What to produce: Copy every line of the following data that includes the string "people".

Records supplied:
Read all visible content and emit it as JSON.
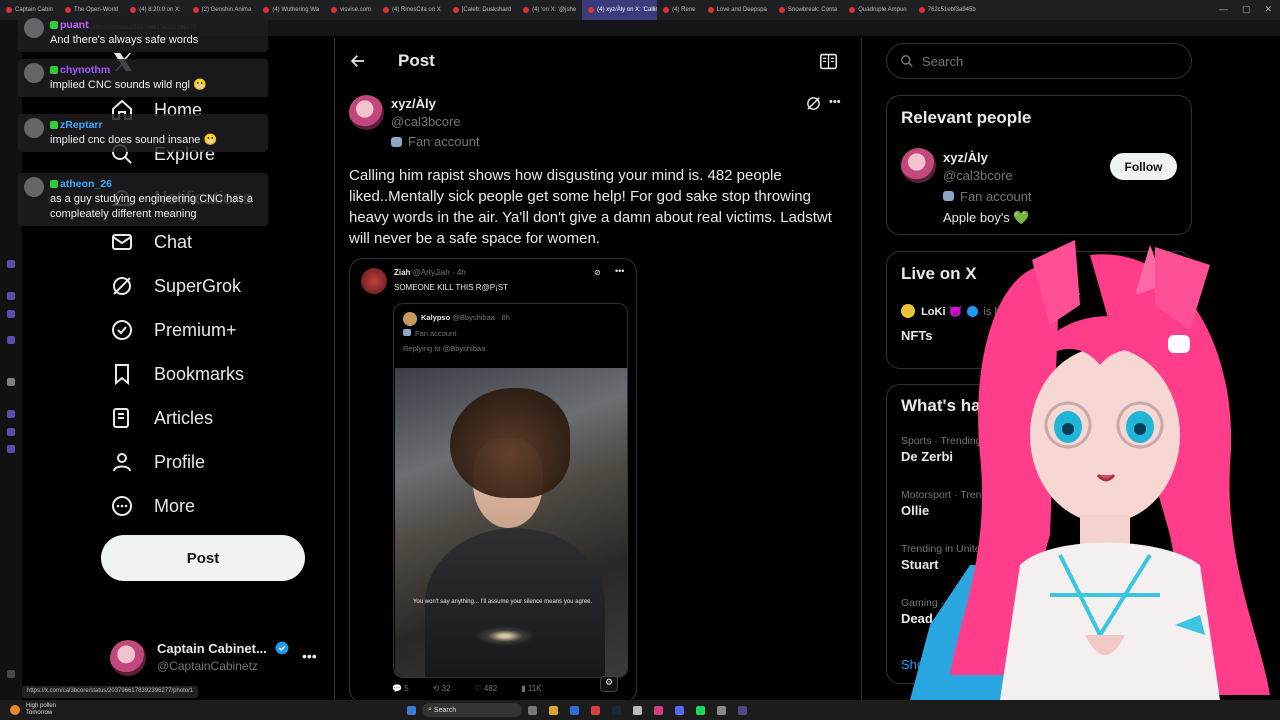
{
  "browser": {
    "tabs": [
      "Captain Cabin",
      "The Open-World",
      "(4) 8:20:0 on X: ",
      "(2) Genshin Anima",
      "(4) Wuthering Wa",
      "visvise.com",
      "(4) RinesCila on X",
      "[Caleb: Duskshard",
      "(4) 'on X: '@jshe",
      "(4) xyz/Àly on X: 'Calling",
      "(4) Rene",
      "Love and Deepspa",
      "Snowbreak: Conta",
      "Quadruple Ampun",
      "762c51ebf3a945b"
    ],
    "active_tab_index": 9,
    "url": "x.com/cal3bcore/status/2037966178392396277",
    "status_url": "https://x.com/cal3bcore/status/2037966178392396277/photo/1"
  },
  "chat": [
    {
      "name": "puant",
      "message": "And there's always safe words",
      "color": "#c061ff"
    },
    {
      "name": "chynothm",
      "message": "implied CNC sounds wild ngl 😬",
      "color": "#a55bff"
    },
    {
      "name": "zReptarr",
      "message": "implied cnc does sound insane 😬",
      "color": "#3fa9ff"
    },
    {
      "name": "atheon_26",
      "message": "as a guy studying engineering CNC has a compleately different meaning",
      "color": "#3fa9ff"
    }
  ],
  "nav": {
    "items": [
      {
        "label": "Home",
        "icon": "home-icon"
      },
      {
        "label": "Explore",
        "icon": "search-icon"
      },
      {
        "label": "Notifications",
        "icon": "bell-icon"
      },
      {
        "label": "Chat",
        "icon": "mail-icon"
      },
      {
        "label": "SuperGrok",
        "icon": "grok-icon"
      },
      {
        "label": "Premium+",
        "icon": "verified-icon"
      },
      {
        "label": "Bookmarks",
        "icon": "bookmark-icon"
      },
      {
        "label": "Articles",
        "icon": "articles-icon"
      },
      {
        "label": "Profile",
        "icon": "profile-icon"
      },
      {
        "label": "More",
        "icon": "more-circle-icon"
      }
    ],
    "post_label": "Post",
    "account": {
      "name": "Captain Cabinet...",
      "handle": "@CaptainCabinetz"
    }
  },
  "main": {
    "header_title": "Post",
    "author": {
      "name": "xyz/Àly",
      "handle": "@cal3bcore",
      "badge": "Fan account"
    },
    "text": "Calling him rapist shows how disgusting your mind is. 482 people liked..Mentally sick people get some help! For god sake stop throwing heavy words in the air. Ya'll don't give a damn about real victims. Ladstwt will never be a safe space for women.",
    "quote": {
      "name": "Ziah",
      "handle": "@ArtyJiah",
      "time": "· 4h",
      "text": "SOMEONE KILL THIS R@P¡ST",
      "inner": {
        "name": "Kalypso",
        "handle": "@Bbyshibaa",
        "time": "· 8h",
        "badge": "Fan account",
        "reply": "Replying to @Bbyshibaa",
        "image_caption": "You won't say anything... I'll assume your silence means you agree."
      },
      "stats": {
        "replies": "5",
        "reposts": "32",
        "likes": "482",
        "views": "11K"
      }
    }
  },
  "right": {
    "search_placeholder": "Search",
    "relevant_title": "Relevant people",
    "person": {
      "name": "xyz/Àly",
      "handle": "@cal3bcore",
      "badge": "Fan account",
      "bio": "Apple boy's 💚",
      "follow_label": "Follow"
    },
    "live_title": "Live on X",
    "live": {
      "host": "LoKi 😈",
      "hosting_text": "is hosting",
      "topic": "NFTs"
    },
    "happening_title": "What's happening",
    "trends": [
      {
        "category": "Sports · Trending",
        "topic": "De Zerbi"
      },
      {
        "category": "Motorsport · Trending",
        "topic": "Ollie"
      },
      {
        "category": "Trending in United Kingdom",
        "topic": "Stuart"
      },
      {
        "category": "Gaming · Trending",
        "topic": "Dead by Daylight"
      }
    ],
    "show_more": "Show more"
  },
  "taskbar": {
    "weather_title": "High pollen",
    "weather_sub": "Tomorrow",
    "search_label": "Search"
  },
  "colors": {
    "accent": "#1d9bf0",
    "vtuber_hair": "#ff3d8b"
  }
}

The output:
    "text": "Calling him rapist shows how disgusting your mind is. 482 people liked..Mentally sick people get some help! For god sake stop throwing heavy words in the air. Ya'll don't give a damn about real victims. Ladstwt will never be a safe space for women.",
    "relevant_title": "Relevant people",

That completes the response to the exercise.